Start

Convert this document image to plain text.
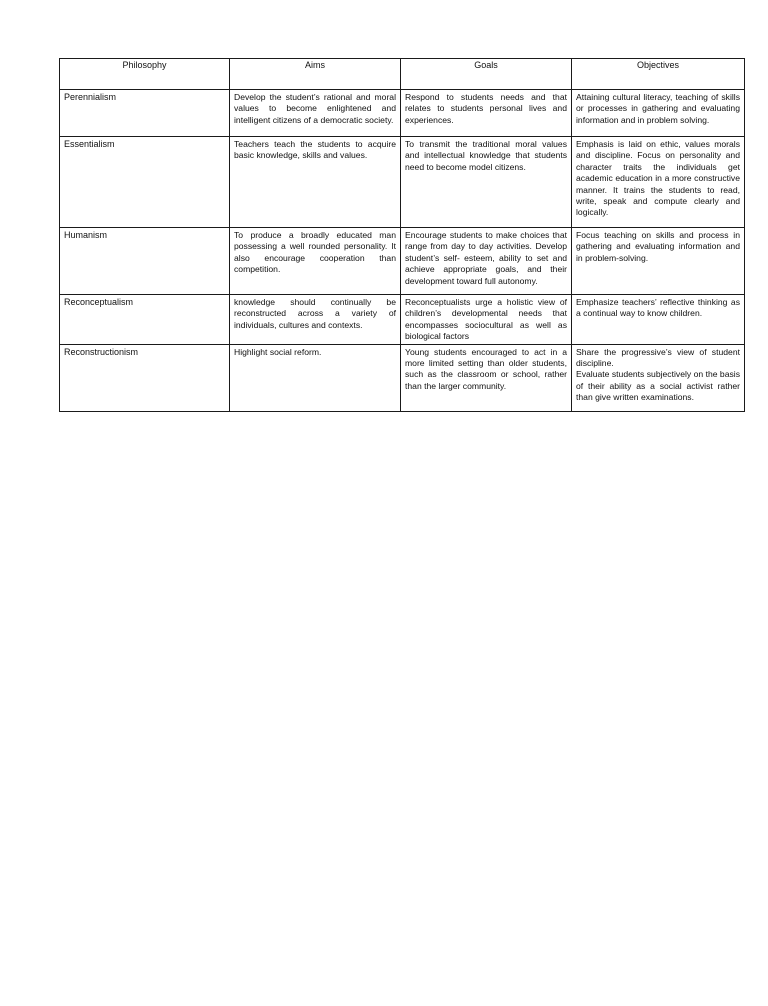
Philosophy	Aims	Goals	Objectives
Perennialism	Develop the student’s rational and moral values to become enlightened and intelligent citizens of a democratic society.	Respond to students needs and that relates to students personal lives and experiences.	Attaining cultural literacy, teaching of skills or processes in gathering and evaluating information and in problem solving.

Essentialism	Teachers teach the students to acquire basic knowledge, skills and values.	To transmit the traditional moral values and intellectual knowledge that students need to become model citizens.	Emphasis is laid on ethic, values morals and discipline. Focus on personality and character traits the individuals get academic education in a more constructive manner. It trains the students to read, write, speak and compute clearly and logically.

Humanism	To produce a broadly educated man possessing a well rounded personality. It also encourage cooperation than competition.	Encourage students to make choices that range from day to day activities. Develop student’s self- esteem, ability to set and achieve appropriate goals, and their development toward full autonomy.	Focus teaching on skills and process in gathering and evaluating information and in problem-solving.

Reconceptualism	knowledge should continually be reconstructed across a variety of individuals, cultures and contexts.	Reconceptualists urge a holistic view of children’s developmental needs that encompasses sociocultural as well as biological factors	Emphasize teachers’ reflective thinking as a continual way to know children.

Reconstructionism	Highlight social reform.	Young students encouraged to act in a more limited setting than older students, such as the classroom or school, rather than the larger community.	Share the progressive’s view of student discipline.
Evaluate students subjectively on the basis of their ability as a social activist rather than give written examinations.
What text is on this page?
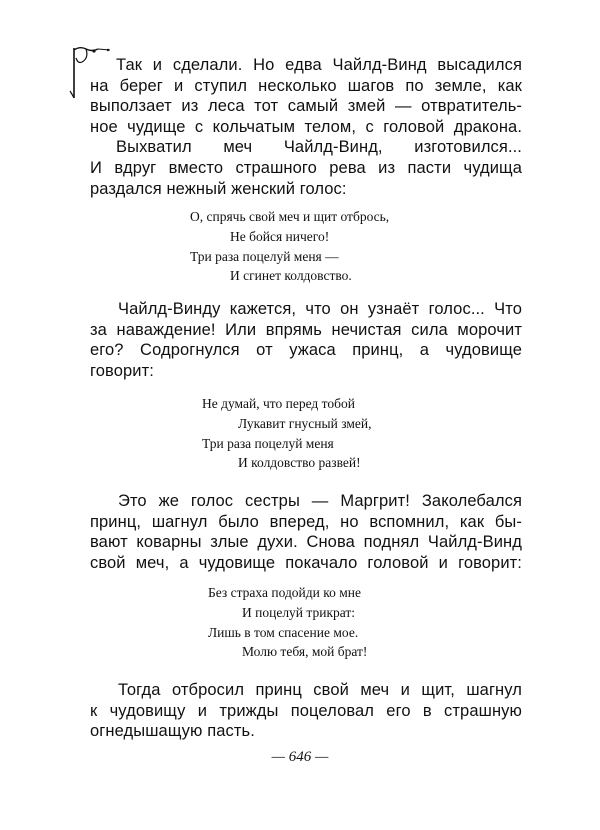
Так и сделали. Но едва Чайлд-Винд высадился
на берег и ступил несколько шагов по земле, как
выползает из леса тот самый змей — отвратитель-
ное чудище с кольчатым телом, с головой дракона.
Выхватил меч Чайлд-Винд, изготовился...
И вдруг вместо страшного рева из пасти чудища
раздался нежный женский голос:
О, спрячь свой меч и щит отбрось,
Не бойся ничего!
Три раза поцелуй меня —
И сгинет колдовство.
Чайлд-Винду кажется, что он узнаёт голос... Что
за наваждение! Или впрямь нечистая сила морочит
его? Содрогнулся от ужаса принц, а чудовище
говорит:
Не думай, что перед тобой
Лукавит гнусный змей,
Три раза поцелуй меня
И колдовство развей!
Это же голос сестры — Маргрит! Заколебался
принц, шагнул было вперед, но вспомнил, как бы-
вают коварны злые духи. Снова поднял Чайлд-Винд
свой меч, а чудовище покачало головой и говорит:
Без страха подойди ко мне
И поцелуй трикрат:
Лишь в том спасение мое.
Молю тебя, мой брат!
Тогда отбросил принц свой меч и щит, шагнул
к чудовищу и трижды поцеловал его в страшную
огнедышащую пасть.
— 646 —
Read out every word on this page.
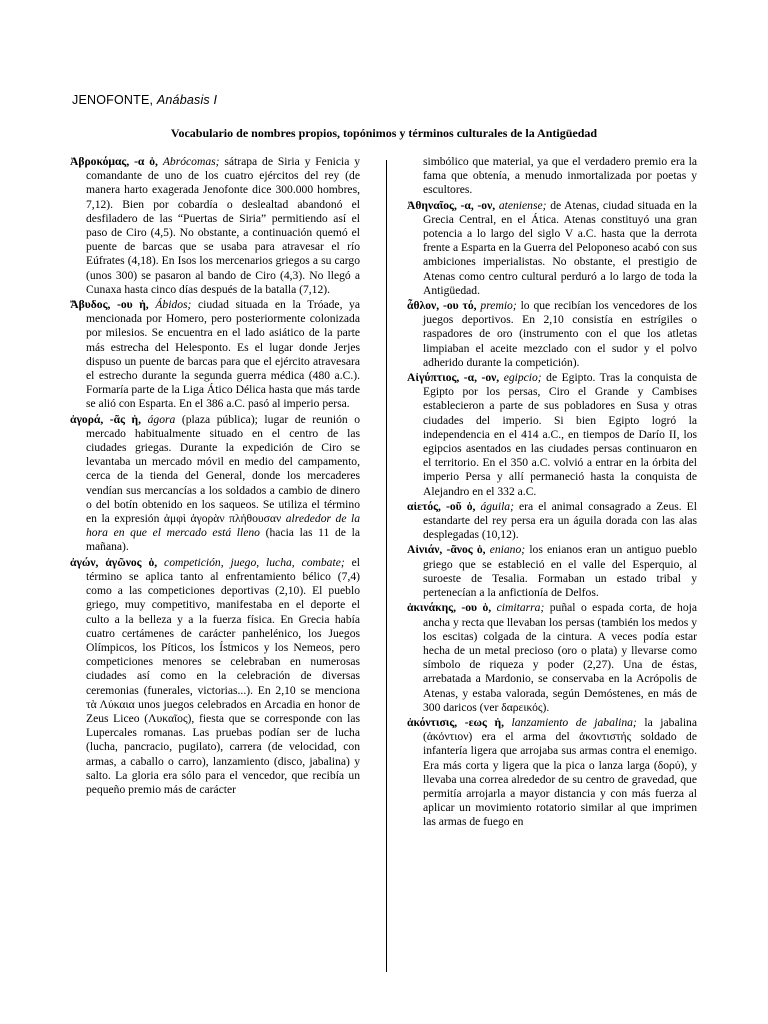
JENOFONTE, Anábasis I
Vocabulario de nombres propios, topónimos y términos culturales de la Antigüedad

Ἀβροκόμας, -α ὁ, Abrócomas; sátrapa de Siria y Fenicia y comandante de uno de los cuatro ejércitos del rey (de manera harto exagerada Jenofonte dice 300.000 hombres, 7,12). Bien por cobardía o deslealtad abandonó el desfiladero de las “Puertas de Siria” permitiendo así el paso de Ciro (4,5). No obstante, a continuación quemó el puente de barcas que se usaba para atravesar el río Eúfrates (4,18). En Isos los mercenarios griegos a su cargo (unos 300) se pasaron al bando de Ciro (4,3). No llegó a Cunaxa hasta cinco días después de la batalla (7,12).

Ἄβυδος, -ου ἡ, Ábidos; ciudad situada en la Tróade, ya mencionada por Homero, pero posteriormente colonizada por milesios. Se encuentra en el lado asiático de la parte más estrecha del Helesponto. Es el lugar donde Jerjes dispuso un puente de barcas para que el ejército atravesara el estrecho durante la segunda guerra médica (480 a.C.). Formaría parte de la Liga Ático Délica hasta que más tarde se alió con Esparta. En el 386 a.C. pasó al imperio persa.

ἀγορά, -ᾶς ἡ, ágora (plaza pública); lugar de reunión o mercado habitualmente situado en el centro de las ciudades griegas. Durante la expedición de Ciro se levantaba un mercado móvil en medio del campamento, cerca de la tienda del General, donde los mercaderes vendían sus mercancías a los soldados a cambio de dinero o del botín obtenido en los saqueos. Se utiliza el término en la expresión ἀμφὶ ἀγορὰν πλήθουσαν alrededor de la hora en que el mercado está lleno (hacia las 11 de la mañana).

ἀγών, ἀγῶνος ὁ, competición, juego, lucha, combate; el término se aplica tanto al enfrentamiento bélico (7,4) como a las competiciones deportivas (2,10). El pueblo griego, muy competitivo, manifestaba en el deporte el culto a la belleza y a la fuerza física. En Grecia había cuatro certámenes de carácter panhelénico, los Juegos Olímpicos, los Píticos, los Ístmicos y los Nemeos, pero competiciones menores se celebraban en numerosas ciudades así como en la celebración de diversas ceremonias (funerales, victorias...). En 2,10 se menciona τὰ Λύκαια unos juegos celebrados en Arcadia en honor de Zeus Liceo (Λυκαῖος), fiesta que se corresponde con las Lupercales romanas. Las pruebas podían ser de lucha (lucha, pancracio, pugilato), carrera (de velocidad, con armas, a caballo o carro), lanzamiento (disco, jabalina) y salto. La gloria era sólo para el vencedor, que recibía un pequeño premio más de carácter

simbólico que material, ya que el verdadero premio era la fama que obtenía, a menudo inmortalizada por poetas y escultores.

Ἀθηναῖος, -α, -ον, ateniense; de Atenas, ciudad situada en la Grecia Central, en el Ática. Atenas constituyó una gran potencia a lo largo del siglo V a.C. hasta que la derrota frente a Esparta en la Guerra del Peloponeso acabó con sus ambiciones imperialistas. No obstante, el prestigio de Atenas como centro cultural perduró a lo largo de toda la Antigüedad.

ἆθλον, -ου τό, premio; lo que recibían los vencedores de los juegos deportivos. En 2,10 consistía en estrígiles o raspadores de oro (instrumento con el que los atletas limpiaban el aceite mezclado con el sudor y el polvo adherido durante la competición).

Αἰγύπτιος, -α, -ον, egipcio; de Egipto. Tras la conquista de Egipto por los persas, Ciro el Grande y Cambises establecieron a parte de sus pobladores en Susa y otras ciudades del imperio. Si bien Egipto logró la independencia en el 414 a.C., en tiempos de Darío II, los egipcios asentados en las ciudades persas continuaron en el territorio. En el 350 a.C. volvió a entrar en la órbita del imperio Persa y allí permaneció hasta la conquista de Alejandro en el 332 a.C.

αἰετός, -οῦ ὁ, águila; era el animal consagrado a Zeus. El estandarte del rey persa era un águila dorada con las alas desplegadas (10,12).

Αἰνιάν, -ᾶνος ὁ, eniano; los enianos eran un antiguo pueblo griego que se estableció en el valle del Esperquio, al suroeste de Tesalia. Formaban un estado tribal y pertenecían a la anfictionía de Delfos.

ἀκινάκης, -ου ὁ, cimitarra; puñal o espada corta, de hoja ancha y recta que llevaban los persas (también los medos y los escitas) colgada de la cintura. A veces podía estar hecha de un metal precioso (oro o plata) y llevarse como símbolo de riqueza y poder (2,27). Una de éstas, arrebatada a Mardonio, se conservaba en la Acrópolis de Atenas, y estaba valorada, según Demóstenes, en más de 300 daricos (ver δαρεικός).

ἀκόντισις, -εως ἡ, lanzamiento de jabalina; la jabalina (ἀκόντιον) era el arma del ἀκοντιστής soldado de infantería ligera que arrojaba sus armas contra el enemigo. Era más corta y ligera que la pica o lanza larga (δορύ), y llevaba una correa alrededor de su centro de gravedad, que permitía arrojarla a mayor distancia y con más fuerza al aplicar un movimiento rotatorio similar al que imprimen las armas de fuego en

End

What to produce
Report each line in the data that holds the word "принц".

The output
его? Содрогнулся от ужаса принц, а чудовище
принц, шагнул было вперед, но вспомнил, как бы-
Тогда отбросил принц свой меч и щит, шагнул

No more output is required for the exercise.